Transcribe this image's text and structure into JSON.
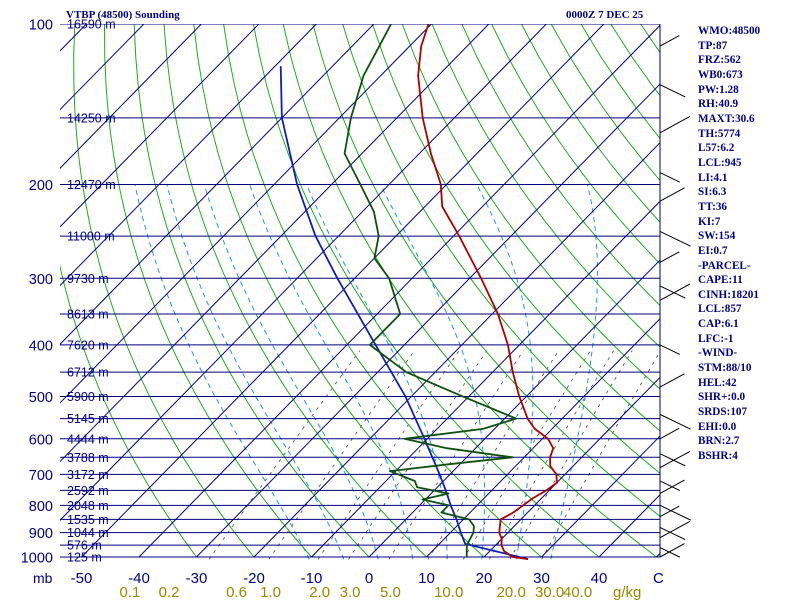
{
  "header": {
    "station": "VTBP (48500) Sounding",
    "time": "0000Z  7 DEC 25"
  },
  "indices": [
    "WMO:48500",
    "TP:87",
    "FRZ:562",
    "WB0:673",
    "PW:1.28",
    "RH:40.9",
    "MAXT:30.6",
    "TH:5774",
    "L57:6.2",
    "LCL:945",
    "LI:4.1",
    "SI:6.3",
    "TT:36",
    "KI:7",
    "SW:154",
    "EI:0.7",
    "-PARCEL-",
    "CAPE:11",
    "CINH:18201",
    "LCL:857",
    "CAP:6.1",
    "LFC:-1",
    "-WIND-",
    "STM:88/10",
    "HEL:42",
    "SHR+:0.0",
    "SRDS:107",
    "EHI:0.0",
    "BRN:2.7",
    "BSHR:4"
  ],
  "colors": {
    "isobar": "#000080",
    "isotherm": "#000080",
    "dry_adiabat": "#22aa22",
    "moist_adiabat": "#1e90ff",
    "mixing_ratio": "#444444",
    "temperature": "#b00000",
    "dewpoint": "#105010",
    "parcel": "#1020b0",
    "axis_text": "#000080",
    "mixing_text": "#998800"
  },
  "chart_data": {
    "type": "skew-t log-p sounding",
    "pressure_unit": "mb",
    "pressure_levels": [
      100,
      200,
      300,
      400,
      500,
      600,
      700,
      800,
      900,
      1000
    ],
    "temperature_ticks": [
      -50,
      -40,
      -30,
      -20,
      -10,
      0,
      10,
      20,
      30,
      40
    ],
    "temperature_unit_label": "C",
    "mixing_ratio_ticks": [
      "0.1",
      "0.2",
      "0.6",
      "1.0",
      "2.0",
      "3.0",
      "5.0",
      "10.0",
      "20.0",
      "30.0",
      "40.0"
    ],
    "mixing_ratio_unit": "g/kg",
    "height_labels": [
      {
        "p": 100,
        "text": "16590 m"
      },
      {
        "p": 150,
        "text": "14250 m"
      },
      {
        "p": 200,
        "text": "12470 m"
      },
      {
        "p": 250,
        "text": "11000 m"
      },
      {
        "p": 300,
        "text": "9730 m"
      },
      {
        "p": 350,
        "text": "8613 m"
      },
      {
        "p": 400,
        "text": "7620 m"
      },
      {
        "p": 450,
        "text": "6712 m"
      },
      {
        "p": 500,
        "text": "5900 m"
      },
      {
        "p": 550,
        "text": "5145 m"
      },
      {
        "p": 600,
        "text": "4444 m"
      },
      {
        "p": 650,
        "text": "3788 m"
      },
      {
        "p": 700,
        "text": "3172 m"
      },
      {
        "p": 750,
        "text": "2592 m"
      },
      {
        "p": 800,
        "text": "2048 m"
      },
      {
        "p": 850,
        "text": "1535 m"
      },
      {
        "p": 900,
        "text": "1044 m"
      },
      {
        "p": 950,
        "text": "576 m"
      },
      {
        "p": 1000,
        "text": "125 m"
      }
    ],
    "temperature_profile": [
      {
        "p": 1009,
        "t": 28.0
      },
      {
        "p": 1000,
        "t": 25.0
      },
      {
        "p": 975,
        "t": 22.5
      },
      {
        "p": 950,
        "t": 21.0
      },
      {
        "p": 925,
        "t": 20.0
      },
      {
        "p": 900,
        "t": 18.5
      },
      {
        "p": 875,
        "t": 17.5
      },
      {
        "p": 850,
        "t": 16.5
      },
      {
        "p": 825,
        "t": 17.5
      },
      {
        "p": 800,
        "t": 18.0
      },
      {
        "p": 775,
        "t": 18.5
      },
      {
        "p": 750,
        "t": 19.5
      },
      {
        "p": 725,
        "t": 20.0
      },
      {
        "p": 700,
        "t": 18.5
      },
      {
        "p": 675,
        "t": 16.0
      },
      {
        "p": 650,
        "t": 14.5
      },
      {
        "p": 625,
        "t": 13.5
      },
      {
        "p": 600,
        "t": 11.0
      },
      {
        "p": 575,
        "t": 7.0
      },
      {
        "p": 550,
        "t": 4.0
      },
      {
        "p": 500,
        "t": -1.2
      },
      {
        "p": 450,
        "t": -6.5
      },
      {
        "p": 400,
        "t": -12.0
      },
      {
        "p": 350,
        "t": -19.0
      },
      {
        "p": 300,
        "t": -28.0
      },
      {
        "p": 250,
        "t": -39.0
      },
      {
        "p": 220,
        "t": -47.0
      },
      {
        "p": 200,
        "t": -51.0
      },
      {
        "p": 175,
        "t": -58.0
      },
      {
        "p": 150,
        "t": -65.5
      },
      {
        "p": 125,
        "t": -73.5
      },
      {
        "p": 110,
        "t": -78.0
      },
      {
        "p": 100,
        "t": -80.5
      }
    ],
    "dewpoint_profile": [
      {
        "p": 1000,
        "t": 17.0
      },
      {
        "p": 975,
        "t": 16.0
      },
      {
        "p": 950,
        "t": 15.0
      },
      {
        "p": 900,
        "t": 14.0
      },
      {
        "p": 875,
        "t": 13.0
      },
      {
        "p": 850,
        "t": 11.0
      },
      {
        "p": 825,
        "t": 5.0
      },
      {
        "p": 800,
        "t": 5.0
      },
      {
        "p": 780,
        "t": -0.5
      },
      {
        "p": 760,
        "t": 3.0
      },
      {
        "p": 740,
        "t": -3.5
      },
      {
        "p": 720,
        "t": -5.0
      },
      {
        "p": 690,
        "t": -11.0
      },
      {
        "p": 670,
        "t": -2.0
      },
      {
        "p": 650,
        "t": 8.0
      },
      {
        "p": 625,
        "t": -5.0
      },
      {
        "p": 600,
        "t": -14.0
      },
      {
        "p": 575,
        "t": -2.0
      },
      {
        "p": 550,
        "t": 2.0
      },
      {
        "p": 500,
        "t": -11.0
      },
      {
        "p": 450,
        "t": -25.0
      },
      {
        "p": 400,
        "t": -36.0
      },
      {
        "p": 350,
        "t": -36.0
      },
      {
        "p": 300,
        "t": -44.0
      },
      {
        "p": 275,
        "t": -50.0
      },
      {
        "p": 250,
        "t": -53.0
      },
      {
        "p": 225,
        "t": -58.0
      },
      {
        "p": 200,
        "t": -65.0
      },
      {
        "p": 175,
        "t": -73.0
      },
      {
        "p": 150,
        "t": -78.0
      },
      {
        "p": 125,
        "t": -83.0
      },
      {
        "p": 100,
        "t": -87.0
      }
    ],
    "parcel_profile": [
      {
        "p": 1009,
        "t": 28.0
      },
      {
        "p": 945,
        "t": 14.5
      },
      {
        "p": 900,
        "t": 11.8
      },
      {
        "p": 850,
        "t": 8.8
      },
      {
        "p": 800,
        "t": 5.4
      },
      {
        "p": 750,
        "t": 2.0
      },
      {
        "p": 700,
        "t": -1.8
      },
      {
        "p": 600,
        "t": -10.5
      },
      {
        "p": 500,
        "t": -21.0
      },
      {
        "p": 400,
        "t": -35.0
      },
      {
        "p": 300,
        "t": -53.0
      },
      {
        "p": 250,
        "t": -64.0
      },
      {
        "p": 200,
        "t": -76.0
      },
      {
        "p": 150,
        "t": -90.0
      },
      {
        "p": 120,
        "t": -99.0
      }
    ]
  }
}
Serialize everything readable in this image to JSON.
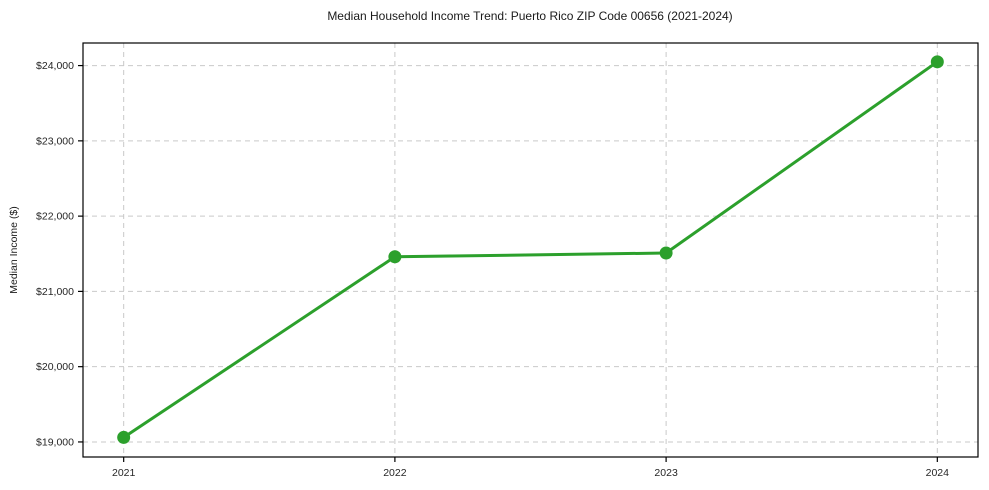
{
  "chart_data": {
    "type": "line",
    "title": "Median Household Income Trend: Puerto Rico ZIP Code 00656 (2021-2024)",
    "xlabel": "",
    "ylabel": "Median Income ($)",
    "x": [
      2021,
      2022,
      2023,
      2024
    ],
    "x_tick_labels": [
      "2021",
      "2022",
      "2023",
      "2024"
    ],
    "series": [
      {
        "name": "Median Household Income",
        "values": [
          19060,
          21460,
          21510,
          24050
        ]
      }
    ],
    "y_ticks": [
      19000,
      20000,
      21000,
      22000,
      23000,
      24000
    ],
    "y_tick_labels": [
      "$19,000",
      "$20,000",
      "$21,000",
      "$22,000",
      "$23,000",
      "$24,000"
    ],
    "xlim": [
      2020.85,
      2024.15
    ],
    "ylim": [
      18800,
      24300
    ],
    "grid": true,
    "grid_style": "dashed",
    "legend": "none",
    "colors": {
      "line": "#2ca02c",
      "marker": "#2ca02c",
      "grid": "#c9c9c9",
      "axis": "#000000",
      "background": "#ffffff",
      "text": "#1a1a1a"
    }
  }
}
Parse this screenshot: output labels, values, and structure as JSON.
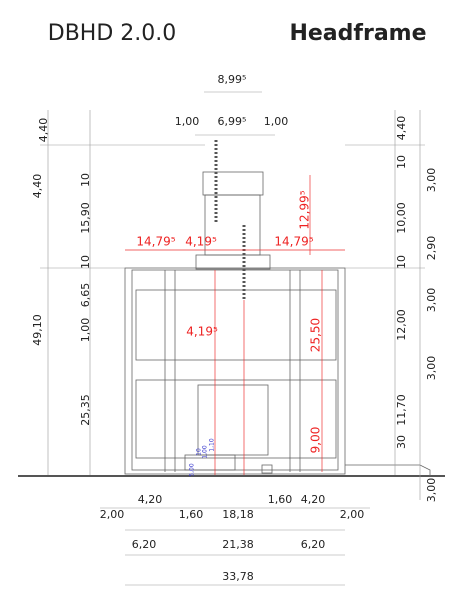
{
  "header": {
    "title": "DBHD 2.0.0",
    "subtitle": "Headframe"
  },
  "top_dims": [
    "8,99⁵",
    "1,00",
    "6,99⁵",
    "1,00"
  ],
  "left_dims": [
    "4,40",
    "4,40",
    "49,10",
    "10",
    "15,90",
    "10",
    "6,65",
    "1,00",
    "25,35"
  ],
  "right_dims": [
    "4,40",
    "10",
    "10,00",
    "10",
    "12,00",
    "30",
    "11,70",
    "3,00",
    "2,90",
    "3,00",
    "3,00",
    "3,00"
  ],
  "red_dims": [
    "14,79⁵",
    "4,19⁵",
    "14,79⁵",
    "12,99⁵",
    "4,19⁵",
    "25,50",
    "9,00"
  ],
  "blue_dims": [
    "5,00",
    "10",
    "1,00",
    "1,10"
  ],
  "bottom_dims": [
    "4,20",
    "1,60",
    "4,20",
    "2,00",
    "1,60",
    "18,18",
    "2,00",
    "6,20",
    "21,38",
    "6,20",
    "33,78"
  ]
}
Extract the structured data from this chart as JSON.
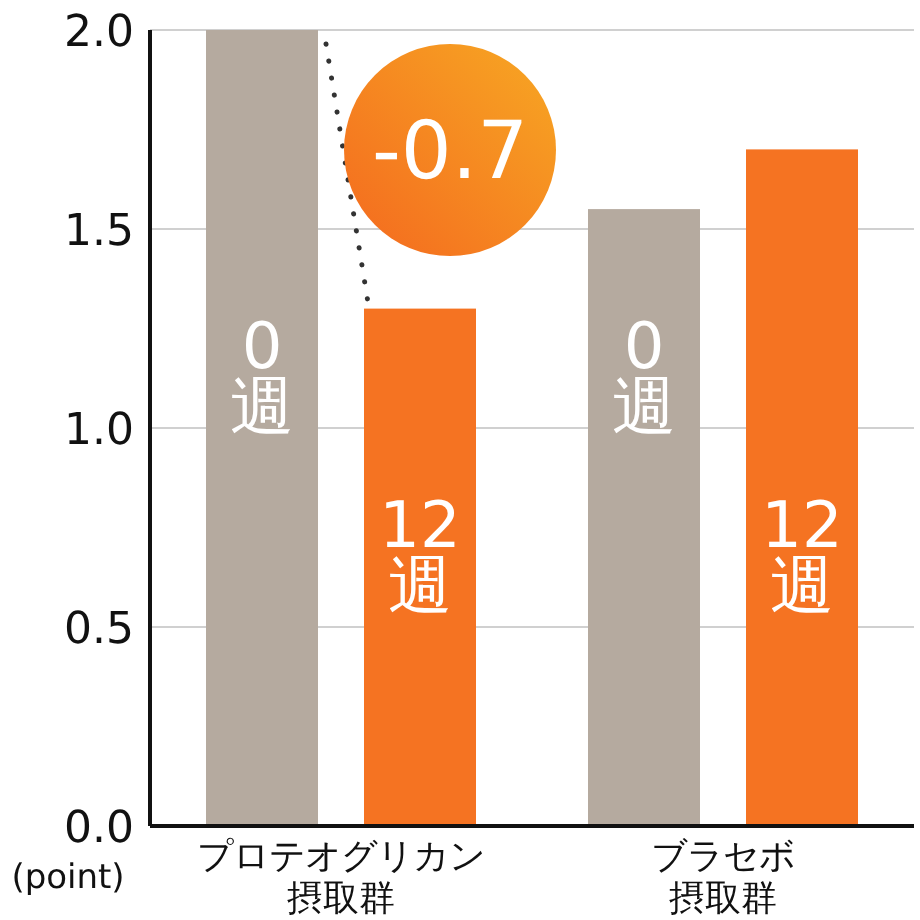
{
  "chart_data": {
    "type": "bar",
    "categories": [
      "プロテオグリカン摂取群",
      "ブラセボ摂取群"
    ],
    "series": [
      {
        "name": "0\n週",
        "color": "#b5aa9f",
        "values": [
          2.0,
          1.55
        ]
      },
      {
        "name": "12\n週",
        "color": "#f57322",
        "values": [
          1.3,
          1.7
        ]
      }
    ],
    "ylim": [
      0,
      2.0
    ],
    "yticks": [
      {
        "value": 0,
        "label": "0.0"
      },
      {
        "value": 0.5,
        "label": "0.5"
      },
      {
        "value": 1.0,
        "label": "1.0"
      },
      {
        "value": 1.5,
        "label": "1.5"
      },
      {
        "value": 2.0,
        "label": "2.0"
      }
    ],
    "ylabel": "(point)",
    "grid": "y",
    "annotations": [
      "-0.7",
      "0\n週",
      "12\n週"
    ]
  }
}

Exercise directions: Pick out every line above that holds the word "image" and copy it.

Answer to the task:
Transcribe this image's text and structure into JSON.
Serialize everything readable in this image to JSON.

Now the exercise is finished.